* start Data rows *

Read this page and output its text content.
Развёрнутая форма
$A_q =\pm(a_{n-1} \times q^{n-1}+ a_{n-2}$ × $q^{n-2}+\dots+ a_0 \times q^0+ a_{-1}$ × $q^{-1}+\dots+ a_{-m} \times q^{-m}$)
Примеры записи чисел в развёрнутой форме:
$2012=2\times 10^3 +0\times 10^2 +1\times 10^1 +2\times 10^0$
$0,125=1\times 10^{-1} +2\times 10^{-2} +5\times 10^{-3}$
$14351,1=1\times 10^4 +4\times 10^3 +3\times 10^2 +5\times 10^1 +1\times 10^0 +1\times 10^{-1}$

* end Data rows *

*Task directions*. From the records above, pull out each line that has "times".

*Result for this task*.
$A_q =\pm(a_{n-1} \times q^{n-1}+ a_{n-2}$ × $q^{n-2}+\dots+ a_0 \times q^0+ a_{-1}$ × $q^{-1}+\dots+ a_{-m} \times q^{-m}$)
$2012=2\times 10^3 +0\times 10^2 +1\times 10^1 +2\times 10^0$
$0,125=1\times 10^{-1} +2\times 10^{-2} +5\times 10^{-3}$
$14351,1=1\times 10^4 +4\times 10^3 +3\times 10^2 +5\times 10^1 +1\times 10^0 +1\times 10^{-1}$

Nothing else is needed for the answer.